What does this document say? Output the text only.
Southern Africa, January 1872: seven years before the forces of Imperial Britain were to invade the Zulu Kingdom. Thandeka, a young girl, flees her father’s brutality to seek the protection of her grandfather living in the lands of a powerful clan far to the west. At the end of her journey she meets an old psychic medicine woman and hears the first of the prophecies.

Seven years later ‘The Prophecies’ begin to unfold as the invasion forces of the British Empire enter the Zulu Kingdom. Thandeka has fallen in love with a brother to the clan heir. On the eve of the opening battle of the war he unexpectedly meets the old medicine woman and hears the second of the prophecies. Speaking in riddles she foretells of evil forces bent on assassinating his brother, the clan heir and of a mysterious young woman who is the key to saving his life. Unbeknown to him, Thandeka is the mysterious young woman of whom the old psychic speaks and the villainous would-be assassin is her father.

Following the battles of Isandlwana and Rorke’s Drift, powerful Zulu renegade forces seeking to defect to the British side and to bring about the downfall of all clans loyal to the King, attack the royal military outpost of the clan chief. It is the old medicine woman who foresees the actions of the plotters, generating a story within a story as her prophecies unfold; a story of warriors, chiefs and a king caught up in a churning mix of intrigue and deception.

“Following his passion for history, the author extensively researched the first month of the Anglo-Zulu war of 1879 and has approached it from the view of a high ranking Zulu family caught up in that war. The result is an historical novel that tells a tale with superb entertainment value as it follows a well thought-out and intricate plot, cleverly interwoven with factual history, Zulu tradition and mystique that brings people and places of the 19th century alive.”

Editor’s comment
##########
*TO DO:* Every line above should be written out again exactly as it stands.

*RESPONSE TO THE TASK:*
What does this document say? Output the text only.
Southern Africa, January 1872: seven years before the forces of Imperial Britain were to invade the Zulu Kingdom. Thandeka, a young girl, flees her father’s brutality to seek the protection of her grandfather living in the lands of a powerful clan far to the west. At the end of her journey she meets an old psychic medicine woman and hears the first of the prophecies.

Seven years later ‘The Prophecies’ begin to unfold as the invasion forces of the British Empire enter the Zulu Kingdom. Thandeka has fallen in love with a brother to the clan heir. On the eve of the opening battle of the war he unexpectedly meets the old medicine woman and hears the second of the prophecies. Speaking in riddles she foretells of evil forces bent on assassinating his brother, the clan heir and of a mysterious young woman who is the key to saving his life. Unbeknown to him, Thandeka is the mysterious young woman of whom the old psychic speaks and the villainous would-be assassin is her father.

Following the battles of Isandlwana and Rorke’s Drift, powerful Zulu renegade forces seeking to defect to the British side and to bring about the downfall of all clans loyal to the King, attack the royal military outpost of the clan chief. It is the old medicine woman who foresees the actions of the plotters, generating a story within a story as her prophecies unfold; a story of warriors, chiefs and a king caught up in a churning mix of intrigue and deception.

“Following his passion for history, the author extensively researched the first month of the Anglo-Zulu war of 1879 and has approached it from the view of a high ranking Zulu family caught up in that war. The result is an historical novel that tells a tale with superb entertainment value as it follows a well thought-out and intricate plot, cleverly interwoven with factual history, Zulu tradition and mystique that brings people and places of the 19th century alive.”

Editor’s comment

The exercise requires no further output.